↓

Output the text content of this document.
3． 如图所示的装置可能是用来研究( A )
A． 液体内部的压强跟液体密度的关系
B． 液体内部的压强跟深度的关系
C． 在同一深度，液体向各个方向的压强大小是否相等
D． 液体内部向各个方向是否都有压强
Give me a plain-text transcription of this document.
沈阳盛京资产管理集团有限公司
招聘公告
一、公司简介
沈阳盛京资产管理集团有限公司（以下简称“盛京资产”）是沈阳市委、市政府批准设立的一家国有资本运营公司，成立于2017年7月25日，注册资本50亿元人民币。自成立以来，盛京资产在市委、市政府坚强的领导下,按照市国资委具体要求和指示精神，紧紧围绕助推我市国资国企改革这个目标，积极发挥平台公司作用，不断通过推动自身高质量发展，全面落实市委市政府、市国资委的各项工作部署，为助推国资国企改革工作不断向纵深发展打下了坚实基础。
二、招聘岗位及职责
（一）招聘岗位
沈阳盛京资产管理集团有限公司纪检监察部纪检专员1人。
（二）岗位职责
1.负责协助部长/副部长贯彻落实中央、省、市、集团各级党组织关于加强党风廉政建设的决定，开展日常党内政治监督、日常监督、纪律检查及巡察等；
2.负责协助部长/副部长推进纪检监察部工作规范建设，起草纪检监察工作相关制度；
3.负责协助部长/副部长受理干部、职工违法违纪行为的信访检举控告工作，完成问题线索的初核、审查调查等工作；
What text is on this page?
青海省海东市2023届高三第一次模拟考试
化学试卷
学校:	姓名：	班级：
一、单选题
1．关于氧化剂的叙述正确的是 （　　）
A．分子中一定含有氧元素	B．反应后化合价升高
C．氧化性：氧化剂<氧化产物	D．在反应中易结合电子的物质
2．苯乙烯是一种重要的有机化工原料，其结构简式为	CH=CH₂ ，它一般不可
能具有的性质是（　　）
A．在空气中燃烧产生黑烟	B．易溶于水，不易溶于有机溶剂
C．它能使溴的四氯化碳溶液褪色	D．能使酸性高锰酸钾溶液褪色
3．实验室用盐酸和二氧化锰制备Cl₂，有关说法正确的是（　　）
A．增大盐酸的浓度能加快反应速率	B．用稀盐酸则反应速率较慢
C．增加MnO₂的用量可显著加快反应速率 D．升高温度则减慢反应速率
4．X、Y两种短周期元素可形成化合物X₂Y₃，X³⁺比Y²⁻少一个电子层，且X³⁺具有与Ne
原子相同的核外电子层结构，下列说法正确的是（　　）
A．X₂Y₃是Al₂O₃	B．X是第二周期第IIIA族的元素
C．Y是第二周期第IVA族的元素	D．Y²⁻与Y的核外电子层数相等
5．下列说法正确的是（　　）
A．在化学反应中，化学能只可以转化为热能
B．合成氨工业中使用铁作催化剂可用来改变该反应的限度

↑

▶ _Set task_:
Exactly and exclusively, repeat the lines from the line that contains "What text is on this page?" through the end of the records, both ends included.

▶ _Response to the exercise_:
What text is on this page?
青海省海东市2023届高三第一次模拟考试
化学试卷
学校:	姓名：	班级：
一、单选题
1．关于氧化剂的叙述正确的是 （　　）
A．分子中一定含有氧元素	B．反应后化合价升高
C．氧化性：氧化剂<氧化产物	D．在反应中易结合电子的物质
2．苯乙烯是一种重要的有机化工原料，其结构简式为	CH=CH₂ ，它一般不可
能具有的性质是（　　）
A．在空气中燃烧产生黑烟	B．易溶于水，不易溶于有机溶剂
C．它能使溴的四氯化碳溶液褪色	D．能使酸性高锰酸钾溶液褪色
3．实验室用盐酸和二氧化锰制备Cl₂，有关说法正确的是（　　）
A．增大盐酸的浓度能加快反应速率	B．用稀盐酸则反应速率较慢
C．增加MnO₂的用量可显著加快反应速率 D．升高温度则减慢反应速率
4．X、Y两种短周期元素可形成化合物X₂Y₃，X³⁺比Y²⁻少一个电子层，且X³⁺具有与Ne
原子相同的核外电子层结构，下列说法正确的是（　　）
A．X₂Y₃是Al₂O₃	B．X是第二周期第IIIA族的元素
C．Y是第二周期第IVA族的元素	D．Y²⁻与Y的核外电子层数相等
5．下列说法正确的是（　　）
A．在化学反应中，化学能只可以转化为热能
B．合成氨工业中使用铁作催化剂可用来改变该反应的限度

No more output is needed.